Extracted data entries
'''

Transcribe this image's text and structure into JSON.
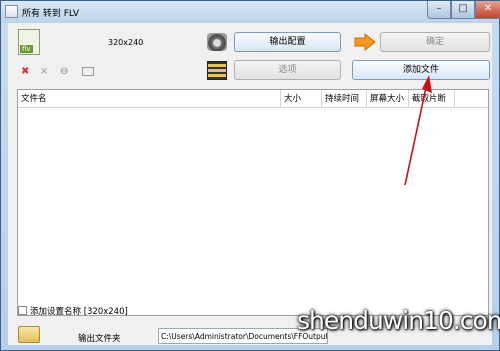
{
  "window": {
    "title": "所有 转到 FLV",
    "controls": {
      "minimize": "–",
      "maximize": "□",
      "close": "✕"
    }
  },
  "toolbar": {
    "format_badge": "flv",
    "resolution": "320x240",
    "output_config_label": "输出配置",
    "ok_label": "确定",
    "options_label": "选项",
    "add_file_label": "添加文件"
  },
  "icons": {
    "format": "flv-file-icon",
    "settings": "settings-icon",
    "arrow": "arrow-right-icon",
    "film": "film-icon",
    "add": "add-file-icon",
    "delete": "delete-icon",
    "clear": "clear-icon",
    "refresh": "refresh-icon",
    "panel": "panel-icon",
    "folder": "folder-icon"
  },
  "table": {
    "columns": [
      "文件名",
      "大小",
      "持续时间",
      "屏幕大小",
      "截取片断"
    ],
    "rows": []
  },
  "footer": {
    "add_setting_name_label": "添加设置名称 [320x240]",
    "output_folder_label": "输出文件夹",
    "output_folder_path": "C:\\Users\\Administrator\\Documents\\FFOutput"
  },
  "annotation": {
    "color": "#cc1111"
  },
  "watermark": {
    "text": "shenduwin10.com"
  }
}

'''

Problem details
Generate a word-for-word copy of the preceding records, excluding all pictures.

Result of this exercise
Transcribe this image's text and structure into JSON.
{
  "window": {
    "title": "所有 转到 FLV",
    "controls": {
      "minimize": "–",
      "maximize": "□",
      "close": "✕"
    }
  },
  "toolbar": {
    "format_badge": "flv",
    "resolution": "320x240",
    "output_config_label": "输出配置",
    "ok_label": "确定",
    "options_label": "选项",
    "add_file_label": "添加文件"
  },
  "icons": {
    "format": "flv-file-icon",
    "settings": "settings-icon",
    "arrow": "arrow-right-icon",
    "film": "film-icon",
    "add": "add-file-icon",
    "delete": "delete-icon",
    "clear": "clear-icon",
    "refresh": "refresh-icon",
    "panel": "panel-icon",
    "folder": "folder-icon"
  },
  "table": {
    "columns": [
      "文件名",
      "大小",
      "持续时间",
      "屏幕大小",
      "截取片断"
    ],
    "rows": []
  },
  "footer": {
    "add_setting_name_label": "添加设置名称 [320x240]",
    "output_folder_label": "输出文件夹",
    "output_folder_path": "C:\\Users\\Administrator\\Documents\\FFOutput"
  },
  "annotation": {
    "color": "#cc1111"
  },
  "watermark": {
    "text": "shenduwin10.com"
  }
}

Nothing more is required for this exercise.